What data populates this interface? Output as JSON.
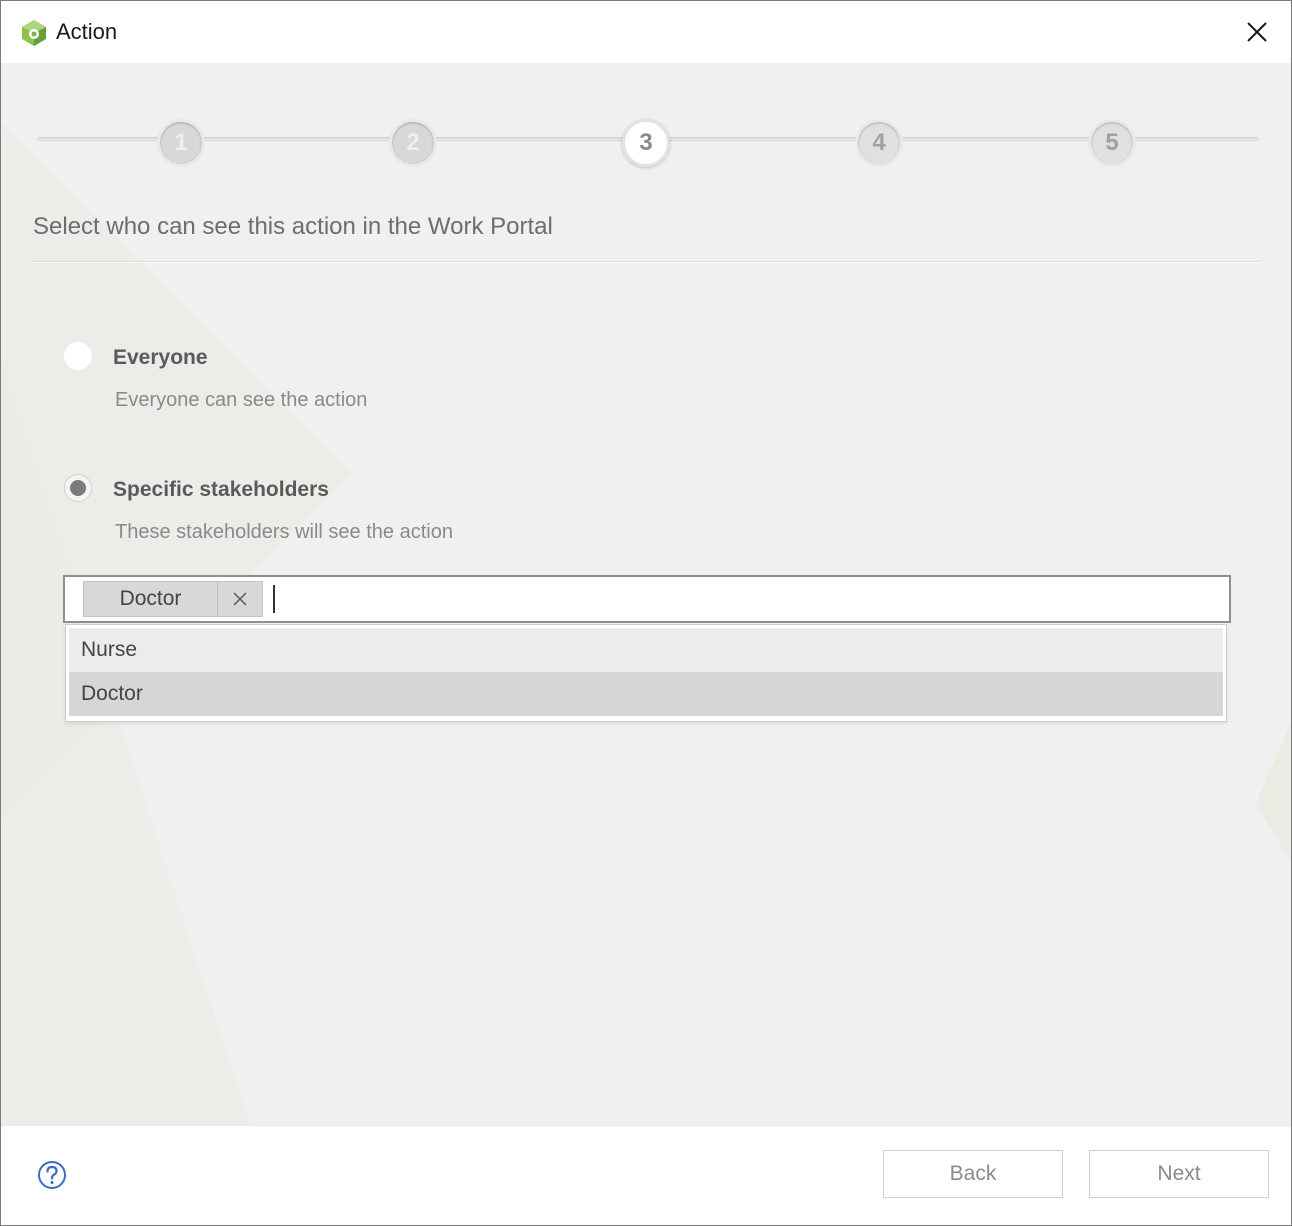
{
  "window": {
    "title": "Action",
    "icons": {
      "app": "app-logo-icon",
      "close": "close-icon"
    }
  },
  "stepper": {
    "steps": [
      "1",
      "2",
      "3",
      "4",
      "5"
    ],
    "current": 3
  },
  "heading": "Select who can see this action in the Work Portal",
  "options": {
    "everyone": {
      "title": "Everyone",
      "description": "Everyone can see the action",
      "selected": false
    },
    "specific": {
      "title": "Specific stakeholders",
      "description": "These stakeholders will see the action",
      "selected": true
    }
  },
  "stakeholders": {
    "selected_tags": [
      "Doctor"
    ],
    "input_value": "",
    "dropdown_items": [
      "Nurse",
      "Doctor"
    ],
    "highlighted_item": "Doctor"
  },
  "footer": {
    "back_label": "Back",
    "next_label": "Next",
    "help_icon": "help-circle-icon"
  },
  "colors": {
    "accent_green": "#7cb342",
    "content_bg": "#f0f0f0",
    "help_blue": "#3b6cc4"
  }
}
····················
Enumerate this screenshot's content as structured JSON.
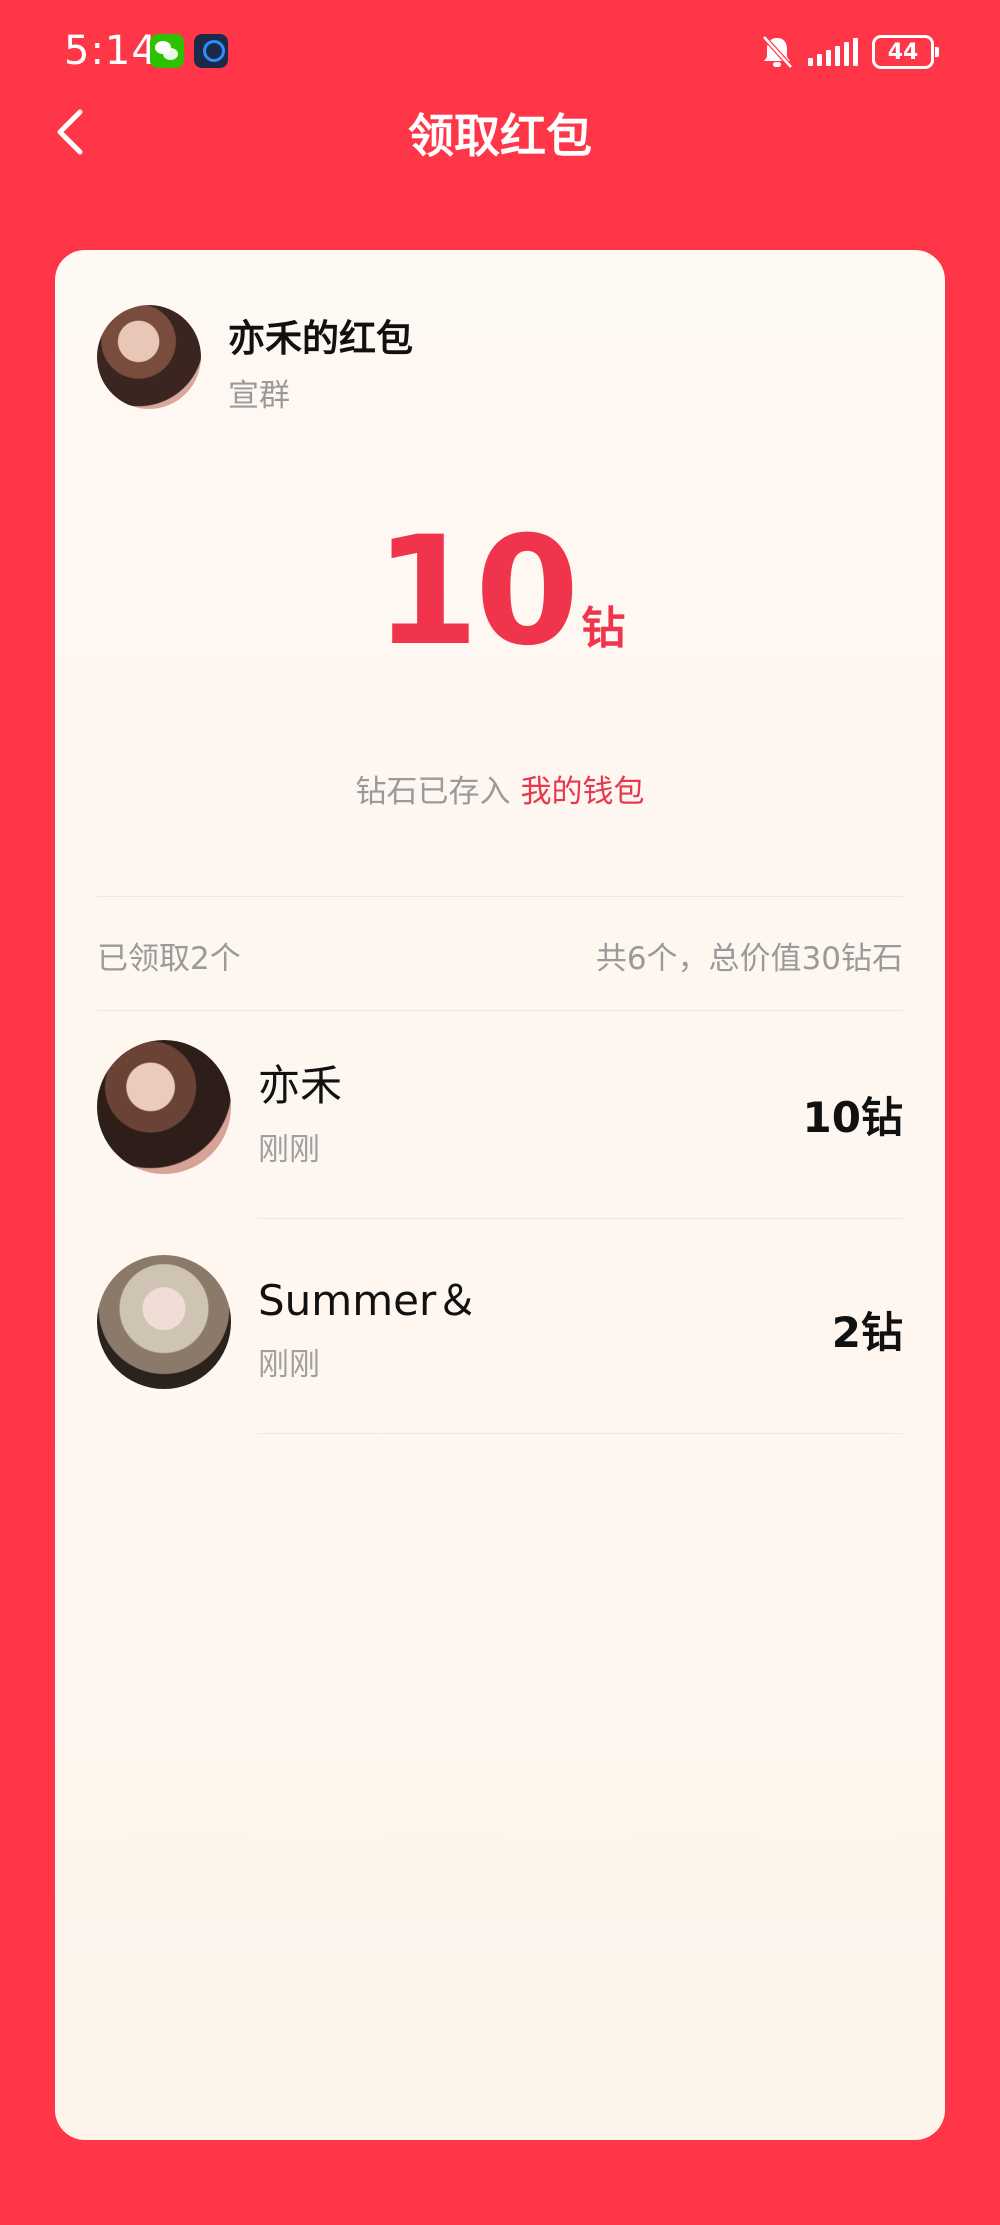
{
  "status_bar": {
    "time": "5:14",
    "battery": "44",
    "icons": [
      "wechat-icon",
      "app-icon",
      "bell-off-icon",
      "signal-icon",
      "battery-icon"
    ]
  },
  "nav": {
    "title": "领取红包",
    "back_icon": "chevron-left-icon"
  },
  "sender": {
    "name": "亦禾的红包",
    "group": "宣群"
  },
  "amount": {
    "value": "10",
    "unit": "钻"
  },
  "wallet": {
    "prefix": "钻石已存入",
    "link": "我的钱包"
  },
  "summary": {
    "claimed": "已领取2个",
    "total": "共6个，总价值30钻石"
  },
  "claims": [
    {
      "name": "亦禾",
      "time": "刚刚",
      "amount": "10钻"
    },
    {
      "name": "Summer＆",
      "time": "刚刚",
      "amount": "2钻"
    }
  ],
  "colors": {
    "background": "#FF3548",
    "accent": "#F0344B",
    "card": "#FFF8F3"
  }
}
····················
*WHAT TO PRODUCE*: Where a line of the entries contains the word "this", copy that line.

*EXERCISE RESPONSE*:
What data populates this interface? Output as JSON.
  "heading": "Select who can see this action in the Work Portal",
Enumerate this screenshot's content as structured JSON.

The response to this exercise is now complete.